**TASK TO COMPLETE**
Can all of these lines be returned exactly?

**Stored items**
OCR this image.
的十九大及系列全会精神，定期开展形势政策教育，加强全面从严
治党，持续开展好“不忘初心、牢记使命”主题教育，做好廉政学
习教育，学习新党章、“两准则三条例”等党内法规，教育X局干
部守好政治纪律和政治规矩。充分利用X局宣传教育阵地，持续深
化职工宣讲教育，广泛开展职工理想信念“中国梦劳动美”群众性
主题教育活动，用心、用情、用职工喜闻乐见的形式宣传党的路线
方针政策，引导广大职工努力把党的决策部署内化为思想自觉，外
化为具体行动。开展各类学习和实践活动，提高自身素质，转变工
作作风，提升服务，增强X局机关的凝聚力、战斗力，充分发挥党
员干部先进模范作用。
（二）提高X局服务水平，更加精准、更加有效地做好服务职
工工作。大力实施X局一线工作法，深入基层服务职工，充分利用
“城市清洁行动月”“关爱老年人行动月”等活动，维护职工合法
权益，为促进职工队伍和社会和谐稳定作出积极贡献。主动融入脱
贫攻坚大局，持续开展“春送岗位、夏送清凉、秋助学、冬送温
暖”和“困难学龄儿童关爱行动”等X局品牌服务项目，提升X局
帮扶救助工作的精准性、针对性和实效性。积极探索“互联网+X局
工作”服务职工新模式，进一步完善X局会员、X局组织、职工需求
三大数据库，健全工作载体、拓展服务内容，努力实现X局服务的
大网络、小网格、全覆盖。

**OUTPUT OF THE EXERCISE**
OCR this image.
的十九大及系列全会精神，定期开展形势政策教育，加强全面从严
治党，持续开展好“不忘初心、牢记使命”主题教育，做好廉政学
习教育，学习新党章、“两准则三条例”等党内法规，教育X局干
部守好政治纪律和政治规矩。充分利用X局宣传教育阵地，持续深
化职工宣讲教育，广泛开展职工理想信念“中国梦劳动美”群众性
主题教育活动，用心、用情、用职工喜闻乐见的形式宣传党的路线
方针政策，引导广大职工努力把党的决策部署内化为思想自觉，外
化为具体行动。开展各类学习和实践活动，提高自身素质，转变工
作作风，提升服务，增强X局机关的凝聚力、战斗力，充分发挥党
员干部先进模范作用。
（二）提高X局服务水平，更加精准、更加有效地做好服务职
工工作。大力实施X局一线工作法，深入基层服务职工，充分利用
“城市清洁行动月”“关爱老年人行动月”等活动，维护职工合法
权益，为促进职工队伍和社会和谐稳定作出积极贡献。主动融入脱
贫攻坚大局，持续开展“春送岗位、夏送清凉、秋助学、冬送温
暖”和“困难学龄儿童关爱行动”等X局品牌服务项目，提升X局
帮扶救助工作的精准性、针对性和实效性。积极探索“互联网+X局
工作”服务职工新模式，进一步完善X局会员、X局组织、职工需求
三大数据库，健全工作载体、拓展服务内容，努力实现X局服务的
大网络、小网格、全覆盖。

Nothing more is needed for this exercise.